**TASK INSTRUCTIONS:**
1. Answer these about the live kernel patching excerpt:
(a) What one word names the main benefit of live kernel patching?
(b) What is the minimum version of snapd required?
(c) What happens if you try to enable livepatch before updating the system?
2. From the live kernel patching excerpt, print the words from "If you've not" up to and including "least version 2.15).".

**EXCERPT:**
One of the greatest achievements in Linux over the last few years has been live kernel patching. Nearly every distribution offers their own take on this and now, with the help of Snap, Canonical has finally made it incredibly easy to enable live kernel patching on Ubuntu.

If you've not heard of live kernel patching, the explanation is simple: The ability to modify the running kernel code without having to reboot the system. That's right. Thanks to kernel livepatch your kernel can always be updated without ever having to reboot your system. The main benefit of this system? In a word:

Uptime.

This livepatching system is intended to address high and critical severity Linux kernel security vulnerabilities (as identified by Ubuntu Security Notices and the CVE database). Thanks to an easy to install snap package, you can add live kernel patching to your Ubuntu systems. Let me show you how.

System requirements

Canonical Livepatch Service is available for both the generic and low latency flavors of the 64-bit Intel/AMD kernel on Ubuntu 16.04 LTS (Xenial) servers and desktops. You will also need the latest version of snapd (at least version 2.15).

First things first

Before you do anything with Snap, you must first update your system. If you attempt to enable livepatch prior to updating, it will fail. To take care of this, open up a terminal window and issue the following command:

sudo apt-get upgrade

Next, make sure snapd is updated with the command:

sudo apt-get install snapd

Once your system is fully updated, you're ready to begin.

**MATERIAL SUPPLIED:**
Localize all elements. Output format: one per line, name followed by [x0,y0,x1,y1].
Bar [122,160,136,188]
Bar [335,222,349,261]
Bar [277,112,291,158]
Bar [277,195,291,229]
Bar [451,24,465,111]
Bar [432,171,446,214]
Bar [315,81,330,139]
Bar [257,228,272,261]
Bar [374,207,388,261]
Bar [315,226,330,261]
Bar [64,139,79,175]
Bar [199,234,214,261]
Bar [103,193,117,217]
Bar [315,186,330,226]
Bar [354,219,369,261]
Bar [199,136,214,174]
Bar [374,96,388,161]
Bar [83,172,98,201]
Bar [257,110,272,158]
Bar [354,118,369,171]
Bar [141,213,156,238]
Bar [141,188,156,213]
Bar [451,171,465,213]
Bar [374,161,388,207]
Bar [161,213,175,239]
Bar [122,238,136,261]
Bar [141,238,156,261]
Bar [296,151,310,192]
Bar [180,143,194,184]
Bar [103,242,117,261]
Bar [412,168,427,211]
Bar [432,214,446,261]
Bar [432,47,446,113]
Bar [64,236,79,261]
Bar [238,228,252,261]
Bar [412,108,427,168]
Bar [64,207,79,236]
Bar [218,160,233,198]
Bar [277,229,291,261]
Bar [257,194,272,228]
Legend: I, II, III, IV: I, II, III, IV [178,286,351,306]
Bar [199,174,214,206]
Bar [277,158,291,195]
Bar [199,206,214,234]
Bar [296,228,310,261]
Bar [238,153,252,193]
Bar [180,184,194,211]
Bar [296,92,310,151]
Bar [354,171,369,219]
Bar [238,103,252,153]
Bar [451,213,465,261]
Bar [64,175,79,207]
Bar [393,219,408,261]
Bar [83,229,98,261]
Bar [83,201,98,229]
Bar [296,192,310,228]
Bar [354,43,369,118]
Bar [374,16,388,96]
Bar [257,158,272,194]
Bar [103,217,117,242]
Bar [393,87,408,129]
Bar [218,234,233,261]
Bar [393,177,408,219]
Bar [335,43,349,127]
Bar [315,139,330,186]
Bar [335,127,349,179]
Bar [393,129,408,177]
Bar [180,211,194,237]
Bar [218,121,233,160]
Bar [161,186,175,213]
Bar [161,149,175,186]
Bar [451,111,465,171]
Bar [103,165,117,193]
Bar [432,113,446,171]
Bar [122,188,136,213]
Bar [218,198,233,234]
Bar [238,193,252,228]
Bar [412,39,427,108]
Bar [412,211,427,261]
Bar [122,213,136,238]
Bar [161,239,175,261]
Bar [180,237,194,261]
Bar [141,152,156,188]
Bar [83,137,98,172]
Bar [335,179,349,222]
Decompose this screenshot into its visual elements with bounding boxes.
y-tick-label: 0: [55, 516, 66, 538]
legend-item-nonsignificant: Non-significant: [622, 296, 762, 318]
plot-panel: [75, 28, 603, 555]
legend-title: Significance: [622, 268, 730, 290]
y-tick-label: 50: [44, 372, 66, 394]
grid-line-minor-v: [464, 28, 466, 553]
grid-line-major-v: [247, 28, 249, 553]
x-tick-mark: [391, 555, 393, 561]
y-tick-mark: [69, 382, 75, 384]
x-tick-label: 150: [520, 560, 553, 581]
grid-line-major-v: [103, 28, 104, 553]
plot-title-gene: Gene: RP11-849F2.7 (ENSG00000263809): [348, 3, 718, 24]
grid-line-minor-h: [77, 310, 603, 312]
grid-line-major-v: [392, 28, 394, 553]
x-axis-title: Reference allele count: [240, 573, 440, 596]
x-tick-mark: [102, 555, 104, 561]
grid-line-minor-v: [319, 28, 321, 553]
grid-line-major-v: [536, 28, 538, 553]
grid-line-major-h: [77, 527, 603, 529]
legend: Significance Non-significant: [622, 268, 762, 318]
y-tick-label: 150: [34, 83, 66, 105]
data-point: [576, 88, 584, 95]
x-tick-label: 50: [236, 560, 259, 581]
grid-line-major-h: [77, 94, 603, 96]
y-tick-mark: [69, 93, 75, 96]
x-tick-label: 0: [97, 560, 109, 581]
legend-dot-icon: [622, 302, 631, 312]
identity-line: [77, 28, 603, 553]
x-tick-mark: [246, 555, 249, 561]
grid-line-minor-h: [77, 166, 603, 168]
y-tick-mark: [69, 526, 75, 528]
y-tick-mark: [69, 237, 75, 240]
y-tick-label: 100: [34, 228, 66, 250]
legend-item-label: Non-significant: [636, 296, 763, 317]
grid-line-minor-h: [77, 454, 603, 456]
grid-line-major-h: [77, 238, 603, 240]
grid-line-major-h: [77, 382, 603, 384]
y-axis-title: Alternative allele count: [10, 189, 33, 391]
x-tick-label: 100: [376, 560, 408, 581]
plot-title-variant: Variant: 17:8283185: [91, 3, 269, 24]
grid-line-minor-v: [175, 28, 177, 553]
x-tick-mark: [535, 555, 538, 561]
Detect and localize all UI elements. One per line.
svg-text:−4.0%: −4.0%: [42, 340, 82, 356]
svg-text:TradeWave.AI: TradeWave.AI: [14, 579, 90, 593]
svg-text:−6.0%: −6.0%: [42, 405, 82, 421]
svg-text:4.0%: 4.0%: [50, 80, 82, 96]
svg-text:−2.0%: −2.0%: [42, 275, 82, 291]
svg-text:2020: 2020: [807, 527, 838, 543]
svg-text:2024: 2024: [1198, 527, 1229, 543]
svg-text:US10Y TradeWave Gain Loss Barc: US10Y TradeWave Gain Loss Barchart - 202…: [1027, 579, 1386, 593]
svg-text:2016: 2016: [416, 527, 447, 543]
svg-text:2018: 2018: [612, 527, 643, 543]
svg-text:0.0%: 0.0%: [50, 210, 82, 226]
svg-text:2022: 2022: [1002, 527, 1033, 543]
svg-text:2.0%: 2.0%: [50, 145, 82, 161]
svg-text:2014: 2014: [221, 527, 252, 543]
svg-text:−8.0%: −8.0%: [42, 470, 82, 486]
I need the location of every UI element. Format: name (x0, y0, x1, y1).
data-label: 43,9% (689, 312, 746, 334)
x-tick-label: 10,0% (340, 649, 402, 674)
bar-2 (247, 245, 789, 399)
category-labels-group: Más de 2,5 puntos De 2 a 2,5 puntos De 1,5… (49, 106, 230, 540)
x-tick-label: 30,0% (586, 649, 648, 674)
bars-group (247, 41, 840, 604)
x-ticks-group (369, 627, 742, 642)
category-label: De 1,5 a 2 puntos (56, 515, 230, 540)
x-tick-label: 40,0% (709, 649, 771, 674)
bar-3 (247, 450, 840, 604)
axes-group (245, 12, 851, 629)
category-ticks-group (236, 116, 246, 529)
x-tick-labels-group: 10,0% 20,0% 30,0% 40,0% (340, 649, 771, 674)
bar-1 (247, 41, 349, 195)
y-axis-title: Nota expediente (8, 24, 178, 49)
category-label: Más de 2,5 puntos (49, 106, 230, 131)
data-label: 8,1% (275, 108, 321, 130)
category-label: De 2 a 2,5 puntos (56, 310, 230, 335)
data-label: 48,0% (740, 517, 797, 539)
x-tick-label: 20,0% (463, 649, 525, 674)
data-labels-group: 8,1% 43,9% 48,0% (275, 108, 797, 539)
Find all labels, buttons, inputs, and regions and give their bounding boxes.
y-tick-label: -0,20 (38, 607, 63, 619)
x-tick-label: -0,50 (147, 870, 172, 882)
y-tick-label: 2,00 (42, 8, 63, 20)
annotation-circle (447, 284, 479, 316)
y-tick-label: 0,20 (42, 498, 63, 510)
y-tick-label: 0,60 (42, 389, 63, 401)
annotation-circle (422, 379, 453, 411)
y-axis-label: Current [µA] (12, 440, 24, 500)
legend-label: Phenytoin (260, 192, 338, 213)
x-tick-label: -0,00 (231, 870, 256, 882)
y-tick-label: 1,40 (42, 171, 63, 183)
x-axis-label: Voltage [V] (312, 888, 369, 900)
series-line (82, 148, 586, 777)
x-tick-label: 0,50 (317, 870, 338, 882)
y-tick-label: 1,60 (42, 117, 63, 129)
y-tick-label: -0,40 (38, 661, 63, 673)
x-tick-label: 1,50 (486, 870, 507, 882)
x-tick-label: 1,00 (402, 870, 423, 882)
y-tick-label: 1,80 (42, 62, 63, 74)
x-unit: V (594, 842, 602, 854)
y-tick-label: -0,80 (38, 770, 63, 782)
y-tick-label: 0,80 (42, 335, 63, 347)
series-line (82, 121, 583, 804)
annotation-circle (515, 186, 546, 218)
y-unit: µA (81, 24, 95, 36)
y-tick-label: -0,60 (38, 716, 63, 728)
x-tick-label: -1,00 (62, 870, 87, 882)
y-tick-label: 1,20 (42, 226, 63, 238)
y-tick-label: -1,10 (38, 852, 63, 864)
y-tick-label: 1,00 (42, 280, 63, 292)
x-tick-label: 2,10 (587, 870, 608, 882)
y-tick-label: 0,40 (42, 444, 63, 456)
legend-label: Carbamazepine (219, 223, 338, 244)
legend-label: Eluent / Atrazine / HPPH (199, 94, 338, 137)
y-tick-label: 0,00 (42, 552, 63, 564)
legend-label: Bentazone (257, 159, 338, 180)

**EXERCISE ANSWERS:**
1.
(a) Uptime.
(b) Version 2.15.
(c) It will fail.

2.
If you've not heard of live kernel patching, the explanation is simple: The ability to modify the running kernel code without having to reboot the system. That's right. Thanks to kernel livepatch your kernel can always be updated without ever having to reboot your system. The main benefit of this system? In a word:

Uptime.

This livepatching system is intended to address high and critical severity Linux kernel security vulnerabilities (as identified by Ubuntu Security Notices and the CVE database). Thanks to an easy to install snap package, you can add live kernel patching to your Ubuntu systems. Let me show you how.

System requirements

Canonical Livepatch Service is available for both the generic and low latency flavors of the 64-bit Intel/AMD kernel on Ubuntu 16.04 LTS (Xenial) servers and desktops. You will also need the latest version of snapd (at least version 2.15).